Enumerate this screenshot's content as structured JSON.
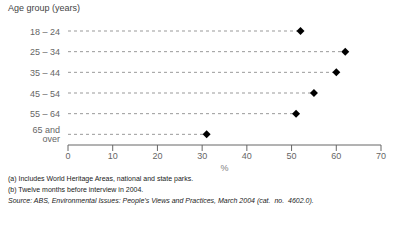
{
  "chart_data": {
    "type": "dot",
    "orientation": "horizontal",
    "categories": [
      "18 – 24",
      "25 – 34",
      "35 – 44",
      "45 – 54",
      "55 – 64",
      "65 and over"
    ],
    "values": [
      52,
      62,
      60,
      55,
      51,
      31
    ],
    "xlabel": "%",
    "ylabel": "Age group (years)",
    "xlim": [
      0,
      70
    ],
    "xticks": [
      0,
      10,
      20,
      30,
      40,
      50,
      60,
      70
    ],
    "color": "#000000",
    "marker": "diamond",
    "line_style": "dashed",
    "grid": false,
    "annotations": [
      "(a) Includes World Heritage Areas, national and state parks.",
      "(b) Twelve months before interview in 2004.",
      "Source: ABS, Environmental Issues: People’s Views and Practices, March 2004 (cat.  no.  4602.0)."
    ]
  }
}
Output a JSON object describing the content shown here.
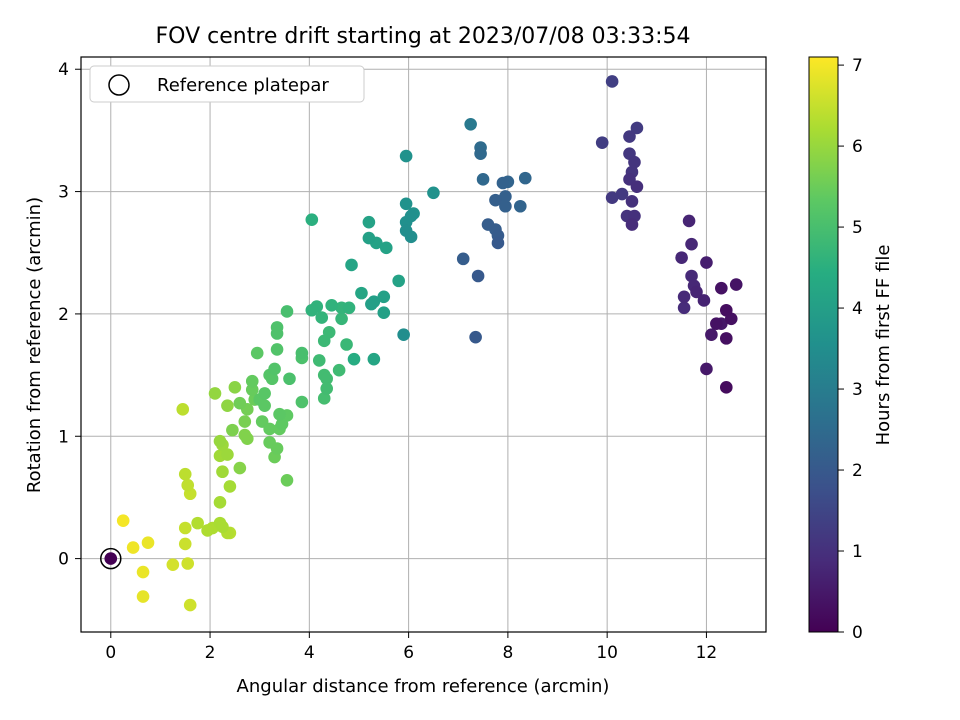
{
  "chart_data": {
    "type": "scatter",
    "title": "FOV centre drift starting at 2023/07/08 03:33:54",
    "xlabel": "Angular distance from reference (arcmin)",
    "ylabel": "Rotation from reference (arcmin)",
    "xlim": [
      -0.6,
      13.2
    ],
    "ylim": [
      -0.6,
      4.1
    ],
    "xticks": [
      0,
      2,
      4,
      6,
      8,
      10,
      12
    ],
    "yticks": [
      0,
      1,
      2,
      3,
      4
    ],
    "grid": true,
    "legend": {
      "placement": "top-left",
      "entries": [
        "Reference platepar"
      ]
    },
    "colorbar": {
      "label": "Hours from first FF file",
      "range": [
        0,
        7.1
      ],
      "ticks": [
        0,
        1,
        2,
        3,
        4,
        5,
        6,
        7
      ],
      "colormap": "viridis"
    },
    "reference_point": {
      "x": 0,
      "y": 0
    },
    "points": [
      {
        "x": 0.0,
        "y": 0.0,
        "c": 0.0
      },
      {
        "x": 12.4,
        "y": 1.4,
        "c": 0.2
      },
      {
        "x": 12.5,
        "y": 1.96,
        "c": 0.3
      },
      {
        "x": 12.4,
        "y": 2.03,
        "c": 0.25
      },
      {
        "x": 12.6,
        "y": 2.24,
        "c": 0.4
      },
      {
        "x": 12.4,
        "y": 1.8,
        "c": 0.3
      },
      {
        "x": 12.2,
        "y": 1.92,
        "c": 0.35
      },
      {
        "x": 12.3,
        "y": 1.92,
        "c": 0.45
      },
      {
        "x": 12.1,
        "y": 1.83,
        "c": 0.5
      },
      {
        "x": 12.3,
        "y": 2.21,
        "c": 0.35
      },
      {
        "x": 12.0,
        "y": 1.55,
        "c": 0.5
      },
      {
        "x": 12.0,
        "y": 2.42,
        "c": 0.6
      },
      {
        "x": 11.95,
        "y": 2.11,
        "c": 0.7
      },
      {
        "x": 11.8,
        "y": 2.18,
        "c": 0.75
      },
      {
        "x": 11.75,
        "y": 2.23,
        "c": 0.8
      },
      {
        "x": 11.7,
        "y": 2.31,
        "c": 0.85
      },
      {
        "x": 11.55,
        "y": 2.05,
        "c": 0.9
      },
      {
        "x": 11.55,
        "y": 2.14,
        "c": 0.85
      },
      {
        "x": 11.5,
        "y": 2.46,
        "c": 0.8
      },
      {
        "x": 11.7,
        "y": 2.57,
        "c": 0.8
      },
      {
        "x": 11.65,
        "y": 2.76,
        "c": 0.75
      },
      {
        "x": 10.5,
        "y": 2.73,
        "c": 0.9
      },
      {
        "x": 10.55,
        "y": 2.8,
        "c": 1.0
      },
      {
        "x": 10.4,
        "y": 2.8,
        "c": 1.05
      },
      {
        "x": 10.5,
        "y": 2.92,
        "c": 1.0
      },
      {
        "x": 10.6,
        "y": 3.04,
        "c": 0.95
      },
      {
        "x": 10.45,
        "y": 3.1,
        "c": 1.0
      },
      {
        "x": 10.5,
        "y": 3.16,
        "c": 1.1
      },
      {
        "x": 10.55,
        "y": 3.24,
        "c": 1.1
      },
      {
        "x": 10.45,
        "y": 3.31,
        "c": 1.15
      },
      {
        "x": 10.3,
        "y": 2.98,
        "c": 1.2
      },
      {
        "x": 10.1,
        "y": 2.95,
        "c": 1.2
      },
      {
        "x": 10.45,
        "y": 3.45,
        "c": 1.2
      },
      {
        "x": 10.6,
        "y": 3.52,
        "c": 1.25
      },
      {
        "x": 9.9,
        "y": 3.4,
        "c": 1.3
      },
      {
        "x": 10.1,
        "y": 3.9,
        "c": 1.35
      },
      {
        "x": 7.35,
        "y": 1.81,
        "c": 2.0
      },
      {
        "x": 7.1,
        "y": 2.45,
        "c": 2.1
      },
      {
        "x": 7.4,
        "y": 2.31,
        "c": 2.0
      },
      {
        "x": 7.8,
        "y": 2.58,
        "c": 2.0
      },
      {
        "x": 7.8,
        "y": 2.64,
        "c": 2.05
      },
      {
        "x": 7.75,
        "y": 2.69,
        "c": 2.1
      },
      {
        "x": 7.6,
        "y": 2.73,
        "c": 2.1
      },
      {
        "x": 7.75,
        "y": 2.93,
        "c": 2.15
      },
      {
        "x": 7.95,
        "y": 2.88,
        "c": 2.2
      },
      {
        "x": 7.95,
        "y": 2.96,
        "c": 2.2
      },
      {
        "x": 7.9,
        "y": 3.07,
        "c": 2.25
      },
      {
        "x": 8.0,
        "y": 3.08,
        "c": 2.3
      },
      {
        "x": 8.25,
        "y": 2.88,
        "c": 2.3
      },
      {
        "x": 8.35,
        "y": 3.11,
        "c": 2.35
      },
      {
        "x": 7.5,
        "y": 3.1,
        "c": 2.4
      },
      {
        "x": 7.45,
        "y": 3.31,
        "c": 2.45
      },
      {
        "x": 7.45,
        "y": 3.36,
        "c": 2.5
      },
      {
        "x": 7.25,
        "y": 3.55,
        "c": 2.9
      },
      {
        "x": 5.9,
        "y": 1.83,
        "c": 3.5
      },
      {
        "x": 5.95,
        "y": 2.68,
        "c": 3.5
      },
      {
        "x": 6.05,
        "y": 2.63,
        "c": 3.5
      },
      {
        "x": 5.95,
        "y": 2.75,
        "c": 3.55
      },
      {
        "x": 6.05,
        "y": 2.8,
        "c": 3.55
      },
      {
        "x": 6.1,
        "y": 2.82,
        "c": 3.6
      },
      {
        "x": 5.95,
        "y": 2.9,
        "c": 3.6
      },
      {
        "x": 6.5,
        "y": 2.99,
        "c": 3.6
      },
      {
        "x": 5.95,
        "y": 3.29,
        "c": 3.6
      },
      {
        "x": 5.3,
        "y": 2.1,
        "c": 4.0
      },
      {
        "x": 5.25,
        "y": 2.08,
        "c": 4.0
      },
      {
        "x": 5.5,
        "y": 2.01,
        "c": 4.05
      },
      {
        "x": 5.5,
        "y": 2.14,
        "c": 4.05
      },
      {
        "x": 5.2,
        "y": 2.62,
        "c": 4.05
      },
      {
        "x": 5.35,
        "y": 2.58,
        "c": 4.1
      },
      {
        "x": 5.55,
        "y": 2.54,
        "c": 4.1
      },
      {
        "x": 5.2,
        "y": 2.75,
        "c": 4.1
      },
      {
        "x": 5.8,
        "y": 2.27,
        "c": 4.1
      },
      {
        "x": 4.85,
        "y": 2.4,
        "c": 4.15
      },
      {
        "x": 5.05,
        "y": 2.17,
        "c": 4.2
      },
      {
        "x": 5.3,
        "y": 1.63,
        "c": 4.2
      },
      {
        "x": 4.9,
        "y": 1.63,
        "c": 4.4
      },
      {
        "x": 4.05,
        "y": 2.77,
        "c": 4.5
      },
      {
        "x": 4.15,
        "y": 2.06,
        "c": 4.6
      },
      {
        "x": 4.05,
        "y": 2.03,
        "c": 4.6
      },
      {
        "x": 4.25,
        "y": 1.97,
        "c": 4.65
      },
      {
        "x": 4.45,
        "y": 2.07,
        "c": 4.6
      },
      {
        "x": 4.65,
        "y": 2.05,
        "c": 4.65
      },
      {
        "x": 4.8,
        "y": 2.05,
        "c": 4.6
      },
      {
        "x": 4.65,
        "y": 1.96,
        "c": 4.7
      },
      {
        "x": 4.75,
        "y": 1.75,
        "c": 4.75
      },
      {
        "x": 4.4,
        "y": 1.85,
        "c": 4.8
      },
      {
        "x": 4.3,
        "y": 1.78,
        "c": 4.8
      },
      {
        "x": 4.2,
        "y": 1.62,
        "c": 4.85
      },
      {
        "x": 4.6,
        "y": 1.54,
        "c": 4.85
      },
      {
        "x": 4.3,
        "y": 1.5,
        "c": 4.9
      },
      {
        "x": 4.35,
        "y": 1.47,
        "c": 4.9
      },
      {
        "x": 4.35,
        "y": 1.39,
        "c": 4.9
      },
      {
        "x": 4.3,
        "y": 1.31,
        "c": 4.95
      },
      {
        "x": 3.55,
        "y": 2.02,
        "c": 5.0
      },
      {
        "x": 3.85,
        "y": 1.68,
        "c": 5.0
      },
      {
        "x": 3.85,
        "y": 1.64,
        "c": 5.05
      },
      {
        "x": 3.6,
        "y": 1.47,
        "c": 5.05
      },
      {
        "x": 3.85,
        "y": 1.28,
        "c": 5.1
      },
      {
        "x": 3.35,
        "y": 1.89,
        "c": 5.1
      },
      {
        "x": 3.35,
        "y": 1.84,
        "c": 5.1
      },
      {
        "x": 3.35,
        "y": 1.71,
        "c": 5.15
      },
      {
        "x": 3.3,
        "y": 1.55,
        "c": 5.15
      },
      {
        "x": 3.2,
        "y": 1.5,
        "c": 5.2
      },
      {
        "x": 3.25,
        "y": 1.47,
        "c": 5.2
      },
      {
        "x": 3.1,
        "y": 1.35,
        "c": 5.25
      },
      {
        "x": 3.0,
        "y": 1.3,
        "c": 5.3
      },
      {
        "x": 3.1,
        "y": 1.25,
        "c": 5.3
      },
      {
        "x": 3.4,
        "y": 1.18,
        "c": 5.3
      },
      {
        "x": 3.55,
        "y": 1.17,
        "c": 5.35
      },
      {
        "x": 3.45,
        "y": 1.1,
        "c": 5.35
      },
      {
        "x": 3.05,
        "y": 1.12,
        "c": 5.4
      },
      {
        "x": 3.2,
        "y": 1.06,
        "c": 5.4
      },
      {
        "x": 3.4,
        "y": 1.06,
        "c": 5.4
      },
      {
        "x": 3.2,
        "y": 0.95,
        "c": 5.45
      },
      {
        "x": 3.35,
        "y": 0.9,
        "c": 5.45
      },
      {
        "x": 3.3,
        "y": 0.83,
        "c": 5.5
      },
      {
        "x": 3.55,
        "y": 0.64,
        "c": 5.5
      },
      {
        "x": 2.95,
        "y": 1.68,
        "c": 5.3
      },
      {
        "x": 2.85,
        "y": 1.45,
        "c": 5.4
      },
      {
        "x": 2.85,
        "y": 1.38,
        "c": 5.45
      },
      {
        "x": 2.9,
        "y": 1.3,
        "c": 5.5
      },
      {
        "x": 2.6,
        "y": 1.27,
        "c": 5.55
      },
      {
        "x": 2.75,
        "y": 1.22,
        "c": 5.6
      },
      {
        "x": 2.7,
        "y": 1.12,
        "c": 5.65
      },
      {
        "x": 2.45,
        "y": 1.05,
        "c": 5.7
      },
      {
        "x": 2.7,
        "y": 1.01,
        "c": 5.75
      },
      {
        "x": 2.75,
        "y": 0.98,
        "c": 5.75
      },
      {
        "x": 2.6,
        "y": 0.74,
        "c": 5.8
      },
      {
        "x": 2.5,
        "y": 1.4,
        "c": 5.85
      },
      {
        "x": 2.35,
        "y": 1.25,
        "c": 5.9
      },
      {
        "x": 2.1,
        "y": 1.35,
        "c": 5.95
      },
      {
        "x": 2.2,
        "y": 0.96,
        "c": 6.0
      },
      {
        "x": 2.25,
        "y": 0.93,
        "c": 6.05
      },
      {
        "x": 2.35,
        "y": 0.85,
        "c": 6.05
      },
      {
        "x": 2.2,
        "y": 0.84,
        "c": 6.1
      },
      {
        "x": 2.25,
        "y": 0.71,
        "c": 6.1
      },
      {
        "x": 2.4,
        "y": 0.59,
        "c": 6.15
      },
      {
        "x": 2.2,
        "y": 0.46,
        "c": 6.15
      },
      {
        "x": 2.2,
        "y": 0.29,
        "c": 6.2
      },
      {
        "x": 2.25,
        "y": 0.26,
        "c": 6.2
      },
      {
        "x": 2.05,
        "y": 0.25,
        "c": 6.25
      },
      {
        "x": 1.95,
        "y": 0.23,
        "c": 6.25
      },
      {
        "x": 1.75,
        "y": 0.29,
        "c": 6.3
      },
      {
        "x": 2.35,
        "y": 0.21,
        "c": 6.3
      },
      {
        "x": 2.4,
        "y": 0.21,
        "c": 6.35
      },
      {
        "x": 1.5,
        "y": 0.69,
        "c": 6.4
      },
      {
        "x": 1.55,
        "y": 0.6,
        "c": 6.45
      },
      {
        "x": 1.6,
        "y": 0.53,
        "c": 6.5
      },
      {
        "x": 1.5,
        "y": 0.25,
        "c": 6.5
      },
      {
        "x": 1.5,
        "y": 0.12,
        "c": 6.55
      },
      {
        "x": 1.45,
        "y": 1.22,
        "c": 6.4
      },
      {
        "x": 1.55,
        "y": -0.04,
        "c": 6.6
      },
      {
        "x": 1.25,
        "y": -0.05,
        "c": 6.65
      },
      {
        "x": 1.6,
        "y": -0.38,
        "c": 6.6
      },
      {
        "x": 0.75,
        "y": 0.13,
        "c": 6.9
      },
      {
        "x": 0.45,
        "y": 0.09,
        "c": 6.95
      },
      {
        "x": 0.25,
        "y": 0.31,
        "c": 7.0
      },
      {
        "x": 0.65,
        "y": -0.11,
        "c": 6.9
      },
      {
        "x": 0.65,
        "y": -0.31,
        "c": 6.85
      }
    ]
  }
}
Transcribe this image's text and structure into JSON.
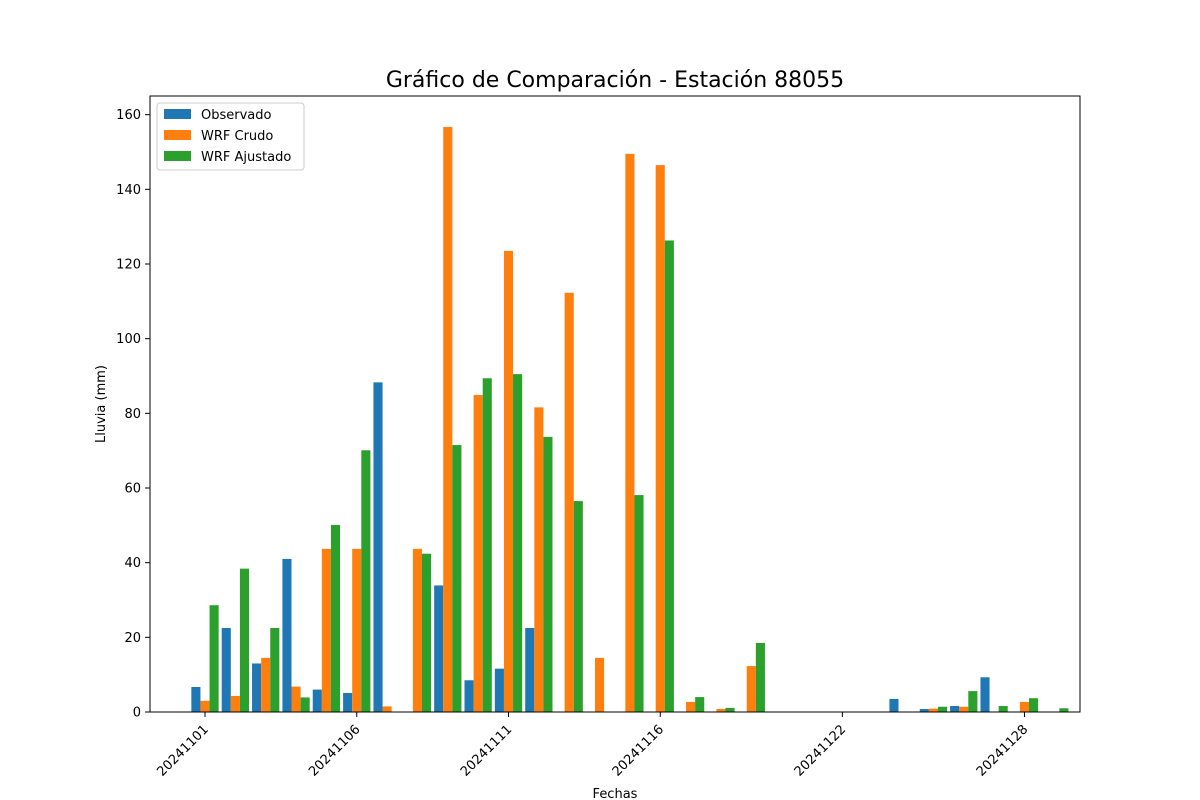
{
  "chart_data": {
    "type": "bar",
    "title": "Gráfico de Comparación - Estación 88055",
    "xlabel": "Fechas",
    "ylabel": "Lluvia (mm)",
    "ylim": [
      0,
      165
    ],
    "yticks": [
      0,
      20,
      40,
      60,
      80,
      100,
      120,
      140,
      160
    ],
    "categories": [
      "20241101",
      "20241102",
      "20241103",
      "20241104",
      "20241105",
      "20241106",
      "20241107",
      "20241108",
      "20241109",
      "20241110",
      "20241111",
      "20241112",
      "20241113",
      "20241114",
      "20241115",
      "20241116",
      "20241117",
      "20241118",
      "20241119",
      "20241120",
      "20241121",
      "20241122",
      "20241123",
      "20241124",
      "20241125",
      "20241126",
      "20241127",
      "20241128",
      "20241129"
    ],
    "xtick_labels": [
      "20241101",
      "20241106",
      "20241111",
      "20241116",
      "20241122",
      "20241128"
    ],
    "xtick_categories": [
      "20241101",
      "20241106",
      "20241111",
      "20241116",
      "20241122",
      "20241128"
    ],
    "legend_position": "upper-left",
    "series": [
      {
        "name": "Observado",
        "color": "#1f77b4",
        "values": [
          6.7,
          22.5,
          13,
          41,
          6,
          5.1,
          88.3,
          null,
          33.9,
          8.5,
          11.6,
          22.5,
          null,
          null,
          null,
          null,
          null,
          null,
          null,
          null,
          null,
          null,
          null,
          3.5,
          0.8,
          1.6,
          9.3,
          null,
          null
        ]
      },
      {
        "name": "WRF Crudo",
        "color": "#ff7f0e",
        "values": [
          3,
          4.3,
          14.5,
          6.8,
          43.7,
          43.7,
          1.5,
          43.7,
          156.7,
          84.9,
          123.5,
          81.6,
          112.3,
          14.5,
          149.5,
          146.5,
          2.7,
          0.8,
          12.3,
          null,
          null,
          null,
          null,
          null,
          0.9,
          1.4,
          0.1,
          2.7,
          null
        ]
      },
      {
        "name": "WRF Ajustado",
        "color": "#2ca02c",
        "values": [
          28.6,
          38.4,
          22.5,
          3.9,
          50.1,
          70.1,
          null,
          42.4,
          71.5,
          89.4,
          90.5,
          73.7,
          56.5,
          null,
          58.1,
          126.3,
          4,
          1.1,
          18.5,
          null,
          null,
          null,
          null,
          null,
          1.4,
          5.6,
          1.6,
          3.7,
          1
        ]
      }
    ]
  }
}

* * * * *

**WRITTEN EXERCISE:**
In the records above, find each line holding "xlabel" and copy it.

**OUTPUT BELOW:**
    "xlabel": "%",
    "xlabel": "Angular distance from reference (arcmin)",
    "xlabel": "Fechas",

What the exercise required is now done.